*Exercise task*. Repeat all the records exactly, omitting pictures.

-- start of Recorded data --

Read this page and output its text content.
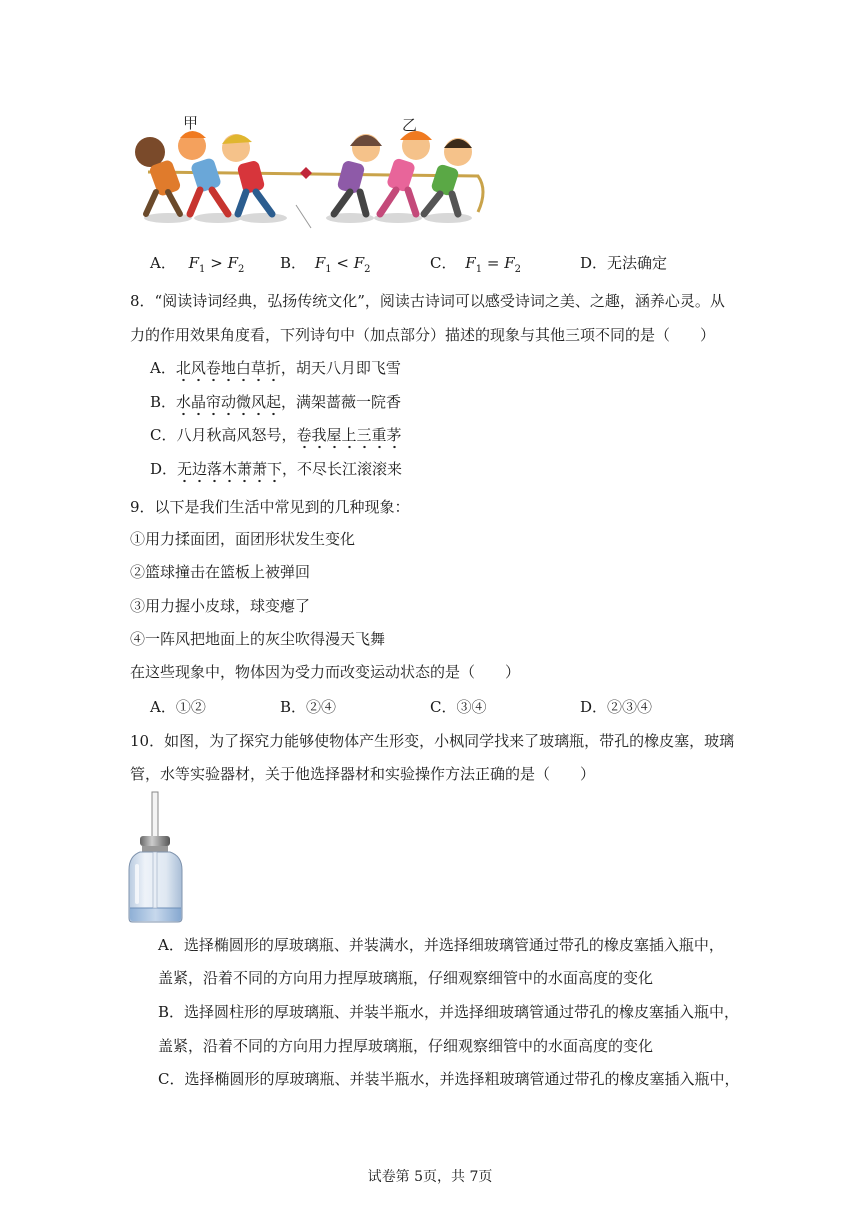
甲	乙
A． $F_1 > F_2$ B． $F_1 < F_2$	C． $F_1 = F_2$	D．无法确定
8．“阅读诗词经典，弘扬传统文化”，阅读古诗词可以感受诗词之美、之趣，涵养心灵。从
力的作用效果角度看，下列诗句中（加点部分）描述的现象与其他三项不同的是（　　）
A．北风卷地白草折，胡天八月即飞雪
B．水晶帘动微风起，满架蔷薇一院香
C．八月秋高风怒号，卷我屋上三重茅
D．无边落木萧萧下，不尽长江滚滚来
9．以下是我们生活中常见到的几种现象：
①用力揉面团，面团形状发生变化
②篮球撞击在篮板上被弹回
③用力握小皮球，球变瘪了
④一阵风把地面上的灰尘吹得漫天飞舞
在这些现象中，物体因为受力而改变运动状态的是（　　）
A．①②	B．②④	C．③④	D．②③④
10．如图，为了探究力能够使物体产生形变，小枫同学找来了玻璃瓶，带孔的橡皮塞，玻璃
管，水等实验器材，关于他选择器材和实验操作方法正确的是（　　）
A．选择椭圆形的厚玻璃瓶、并装满水，并选择细玻璃管通过带孔的橡皮塞插入瓶中，
盖紧，沿着不同的方向用力捏厚玻璃瓶，仔细观察细管中的水面高度的变化
B．选择圆柱形的厚玻璃瓶、并装半瓶水，并选择细玻璃管通过带孔的橡皮塞插入瓶中，
盖紧，沿着不同的方向用力捏厚玻璃瓶，仔细观察细管中的水面高度的变化
C．选择椭圆形的厚玻璃瓶、并装半瓶水，并选择粗玻璃管通过带孔的橡皮塞插入瓶中，
试卷第 5页，共 7页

-- end of Recorded data --

*Final answer*.
Read this page and output its text content.
甲	乙
A． $F_1 > F_2$ B． $F_1 < F_2$	C． $F_1 = F_2$	D．无法确定
8．“阅读诗词经典，弘扬传统文化”，阅读古诗词可以感受诗词之美、之趣，涵养心灵。从
力的作用效果角度看，下列诗句中（加点部分）描述的现象与其他三项不同的是（　　）
A．北风卷地白草折，胡天八月即飞雪
B．水晶帘动微风起，满架蔷薇一院香
C．八月秋高风怒号，卷我屋上三重茅
D．无边落木萧萧下，不尽长江滚滚来
9．以下是我们生活中常见到的几种现象：
①用力揉面团，面团形状发生变化
②篮球撞击在篮板上被弹回
③用力握小皮球，球变瘪了
④一阵风把地面上的灰尘吹得漫天飞舞
在这些现象中，物体因为受力而改变运动状态的是（　　）
A．①②	B．②④	C．③④	D．②③④
10．如图，为了探究力能够使物体产生形变，小枫同学找来了玻璃瓶，带孔的橡皮塞，玻璃
管，水等实验器材，关于他选择器材和实验操作方法正确的是（　　）
A．选择椭圆形的厚玻璃瓶、并装满水，并选择细玻璃管通过带孔的橡皮塞插入瓶中，
盖紧，沿着不同的方向用力捏厚玻璃瓶，仔细观察细管中的水面高度的变化
B．选择圆柱形的厚玻璃瓶、并装半瓶水，并选择细玻璃管通过带孔的橡皮塞插入瓶中，
盖紧，沿着不同的方向用力捏厚玻璃瓶，仔细观察细管中的水面高度的变化
C．选择椭圆形的厚玻璃瓶、并装半瓶水，并选择粗玻璃管通过带孔的橡皮塞插入瓶中，
试卷第 5页，共 7页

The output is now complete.